Images of document pages with text:

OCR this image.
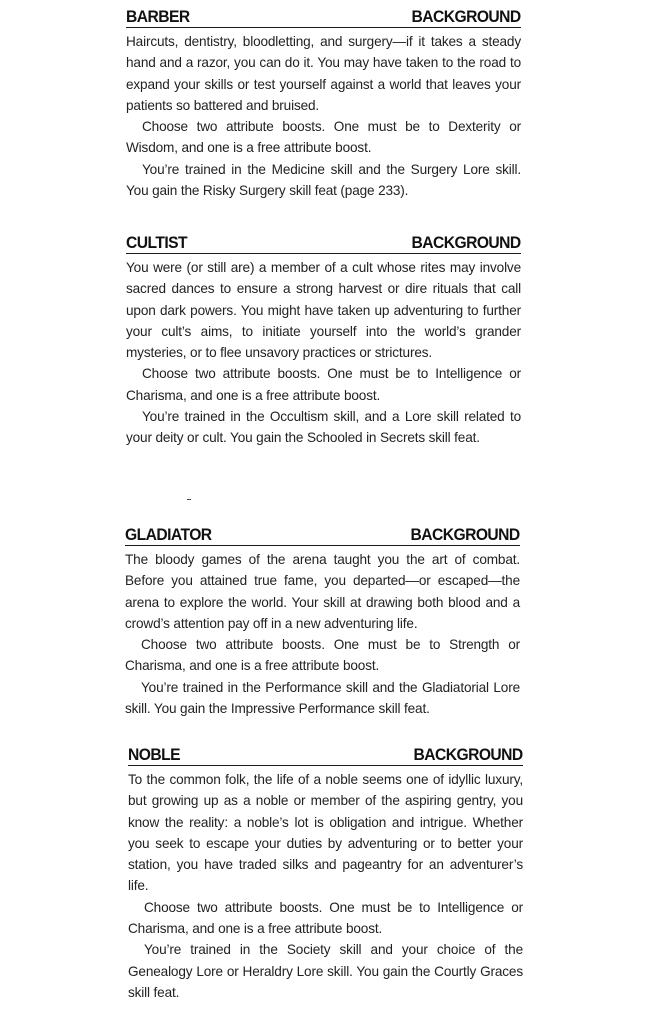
BARBER	BACKGROUND

Haircuts, dentistry, bloodletting, and surgery—if it takes a steady hand and a razor, you can do it. You may have taken to the road to expand your skills or test yourself against a world that leaves your patients so battered and bruised.

Choose two attribute boosts. One must be to Dexterity or Wisdom, and one is a free attribute boost.

You’re trained in the Medicine skill and the Surgery Lore skill. You gain the Risky Surgery skill feat (page 233).

CULTIST	BACKGROUND

You were (or still are) a member of a cult whose rites may involve sacred dances to ensure a strong harvest or dire rituals that call upon dark powers. You might have taken up adventuring to further your cult’s aims, to initiate yourself into the world’s grander mysteries, or to flee unsavory practices or strictures.

Choose two attribute boosts. One must be to Intelligence or Charisma, and one is a free attribute boost.

You’re trained in the Occultism skill, and a Lore skill related to your deity or cult. You gain the Schooled in Secrets skill feat.

GLADIATOR	BACKGROUND

The bloody games of the arena taught you the art of combat. Before you attained true fame, you departed—or escaped—the arena to explore the world. Your skill at drawing both blood and a crowd’s attention pay off in a new adventuring life.

Choose two attribute boosts. One must be to Strength or Charisma, and one is a free attribute boost.

You’re trained in the Performance skill and the Gladiatorial Lore skill. You gain the Impressive Performance skill feat.

NOBLE	BACKGROUND

To the common folk, the life of a noble seems one of idyllic luxury, but growing up as a noble or member of the aspiring gentry, you know the reality: a noble’s lot is obligation and intrigue. Whether you seek to escape your duties by adventuring or to better your station, you have traded silks and pageantry for an adventurer’s life.

Choose two attribute boosts. One must be to Intelligence or Charisma, and one is a free attribute boost.

You’re trained in the Society skill and your choice of the Genealogy Lore or Heraldry Lore skill. You gain the Courtly Graces skill feat.
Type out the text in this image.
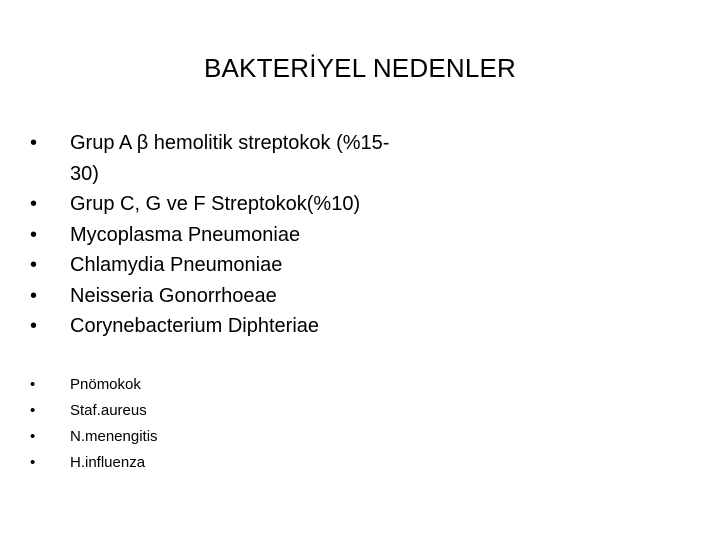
BAKTERİYEL NEDENLER
•	Grup A β hemolitik streptokok (%15-30)
•	Grup C, G ve F Streptokok(%10)
•	Mycoplasma Pneumoniae
•	Chlamydia Pneumoniae
•	Neisseria Gonorrhoeae
•	Corynebacterium Diphteriae
•	Pnömokok
•	Staf.aureus
•	N.menengitis
•	H.influenza
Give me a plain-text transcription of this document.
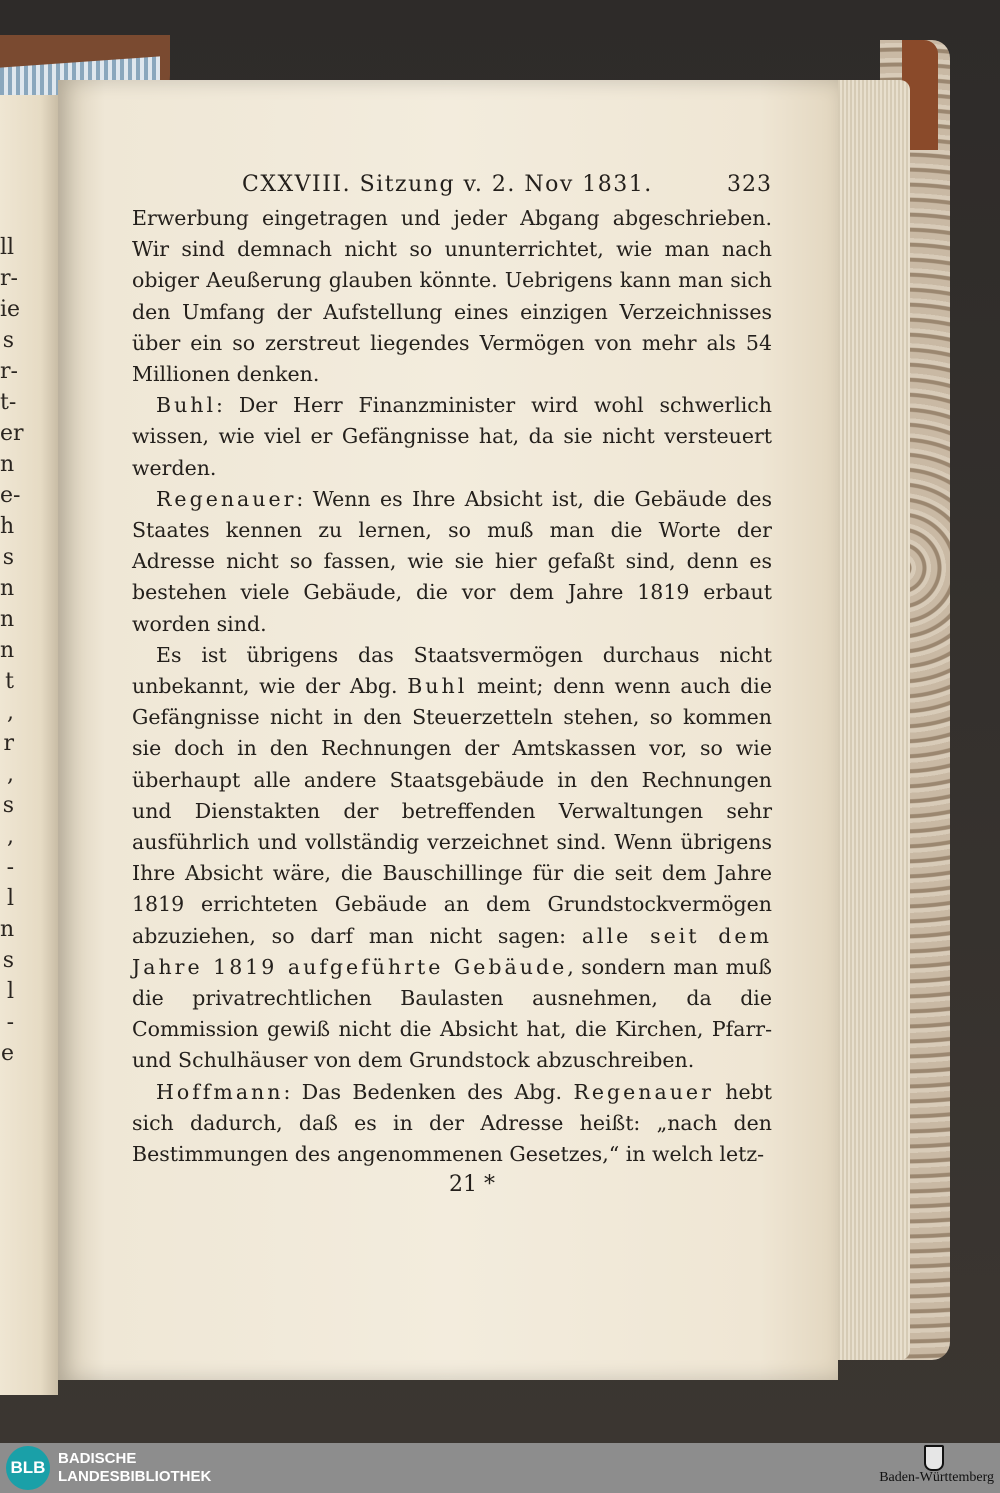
ll
r-
ie
s
r-
t-
er
n
e-
h
s
n
n
n
t
,
r
,
s
,
-
l
n
s
l
-
e
CXXVIII. Sitzung v. 2. Nov 1831.	323

Erwerbung eingetragen und jeder Abgang abgeschrieben. Wir sind demnach nicht so ununterrichtet, wie man nach obiger Aeußerung glauben könnte. Uebrigens kann man sich den Umfang der Aufstellung eines einzigen Verzeichnisses über ein so zerstreut liegendes Vermögen von mehr als 54 Millionen denken.

Buhl: Der Herr Finanzminister wird wohl schwerlich wissen, wie viel er Gefängnisse hat, da sie nicht versteuert werden.

Regenauer: Wenn es Ihre Absicht ist, die Gebäude des Staates kennen zu lernen, so muß man die Worte der Adresse nicht so fassen, wie sie hier gefaßt sind, denn es bestehen viele Gebäude, die vor dem Jahre 1819 erbaut worden sind.

Es ist übrigens das Staatsvermögen durchaus nicht unbekannt, wie der Abg. Buhl meint; denn wenn auch die Gefängnisse nicht in den Steuerzetteln stehen, so kommen sie doch in den Rechnungen der Amtskassen vor, so wie überhaupt alle andere Staatsgebäude in den Rechnungen und Dienstakten der betreffenden Verwaltungen sehr ausführlich und vollständig verzeichnet sind. Wenn übrigens Ihre Absicht wäre, die Bauschillinge für die seit dem Jahre 1819 errichteten Gebäude an dem Grundstockvermögen abzuziehen, so darf man nicht sagen: alle seit dem Jahre 1819 aufgeführte Gebäude, sondern man muß die privatrechtlichen Baulasten ausnehmen, da die Commission gewiß nicht die Absicht hat, die Kirchen, Pfarr- und Schulhäuser von dem Grundstock abzuschreiben.

Hoffmann: Das Bedenken des Abg. Regenauer hebt sich dadurch, daß es in der Adresse heißt: „nach den Bestimmungen des angenommenen Gesetzes,“ in welch letz-

21 *
BLB BADISCHE
LANDESBIBLIOTHEK	Baden-Württemberg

**THE PROBLEM:** Each entry gets copied exactly; the pictures stay out.

**SOLUTION BELOW:**
OCR this image.
BARBER	BACKGROUND

Haircuts, dentistry, bloodletting, and surgery—if it takes a steady hand and a razor, you can do it. You may have taken to the road to expand your skills or test yourself against a world that leaves your patients so battered and bruised.

Choose two attribute boosts. One must be to Dexterity or Wisdom, and one is a free attribute boost.

You’re trained in the Medicine skill and the Surgery Lore skill. You gain the Risky Surgery skill feat (page 233).

CULTIST	BACKGROUND

You were (or still are) a member of a cult whose rites may involve sacred dances to ensure a strong harvest or dire rituals that call upon dark powers. You might have taken up adventuring to further your cult’s aims, to initiate yourself into the world’s grander mysteries, or to flee unsavory practices or strictures.

Choose two attribute boosts. One must be to Intelligence or Charisma, and one is a free attribute boost.

You’re trained in the Occultism skill, and a Lore skill related to your deity or cult. You gain the Schooled in Secrets skill feat.

GLADIATOR	BACKGROUND

The bloody games of the arena taught you the art of combat. Before you attained true fame, you departed—or escaped—the arena to explore the world. Your skill at drawing both blood and a crowd’s attention pay off in a new adventuring life.

Choose two attribute boosts. One must be to Strength or Charisma, and one is a free attribute boost.

You’re trained in the Performance skill and the Gladiatorial Lore skill. You gain the Impressive Performance skill feat.

NOBLE	BACKGROUND

To the common folk, the life of a noble seems one of idyllic luxury, but growing up as a noble or member of the aspiring gentry, you know the reality: a noble’s lot is obligation and intrigue. Whether you seek to escape your duties by adventuring or to better your station, you have traded silks and pageantry for an adventurer’s life.

Choose two attribute boosts. One must be to Intelligence or Charisma, and one is a free attribute boost.

You’re trained in the Society skill and your choice of the Genealogy Lore or Heraldry Lore skill. You gain the Courtly Graces skill feat.
Type out the text in this image.
BAKTERİYEL NEDENLER
•	Grup A β hemolitik streptokok (%15-30)
•	Grup C, G ve F Streptokok(%10)
•	Mycoplasma Pneumoniae
•	Chlamydia Pneumoniae
•	Neisseria Gonorrhoeae
•	Corynebacterium Diphteriae
•	Pnömokok
•	Staf.aureus
•	N.menengitis
•	H.influenza
Give me a plain-text transcription of this document.
ll
r-
ie
s
r-
t-
er
n
e-
h
s
n
n
n
t
,
r
,
s
,
-
l
n
s
l
-
e
CXXVIII. Sitzung v. 2. Nov 1831.	323

Erwerbung eingetragen und jeder Abgang abgeschrieben. Wir sind demnach nicht so ununterrichtet, wie man nach obiger Aeußerung glauben könnte. Uebrigens kann man sich den Umfang der Aufstellung eines einzigen Verzeichnisses über ein so zerstreut liegendes Vermögen von mehr als 54 Millionen denken.

Buhl: Der Herr Finanzminister wird wohl schwerlich wissen, wie viel er Gefängnisse hat, da sie nicht versteuert werden.

Regenauer: Wenn es Ihre Absicht ist, die Gebäude des Staates kennen zu lernen, so muß man die Worte der Adresse nicht so fassen, wie sie hier gefaßt sind, denn es bestehen viele Gebäude, die vor dem Jahre 1819 erbaut worden sind.

Es ist übrigens das Staatsvermögen durchaus nicht unbekannt, wie der Abg. Buhl meint; denn wenn auch die Gefängnisse nicht in den Steuerzetteln stehen, so kommen sie doch in den Rechnungen der Amtskassen vor, so wie überhaupt alle andere Staatsgebäude in den Rechnungen und Dienstakten der betreffenden Verwaltungen sehr ausführlich und vollständig verzeichnet sind. Wenn übrigens Ihre Absicht wäre, die Bauschillinge für die seit dem Jahre 1819 errichteten Gebäude an dem Grundstockvermögen abzuziehen, so darf man nicht sagen: alle seit dem Jahre 1819 aufgeführte Gebäude, sondern man muß die privatrechtlichen Baulasten ausnehmen, da die Commission gewiß nicht die Absicht hat, die Kirchen, Pfarr- und Schulhäuser von dem Grundstock abzuschreiben.

Hoffmann: Das Bedenken des Abg. Regenauer hebt sich dadurch, daß es in der Adresse heißt: „nach den Bestimmungen des angenommenen Gesetzes,“ in welch letz-

21 *
BLB BADISCHE
LANDESBIBLIOTHEK	Baden-Württemberg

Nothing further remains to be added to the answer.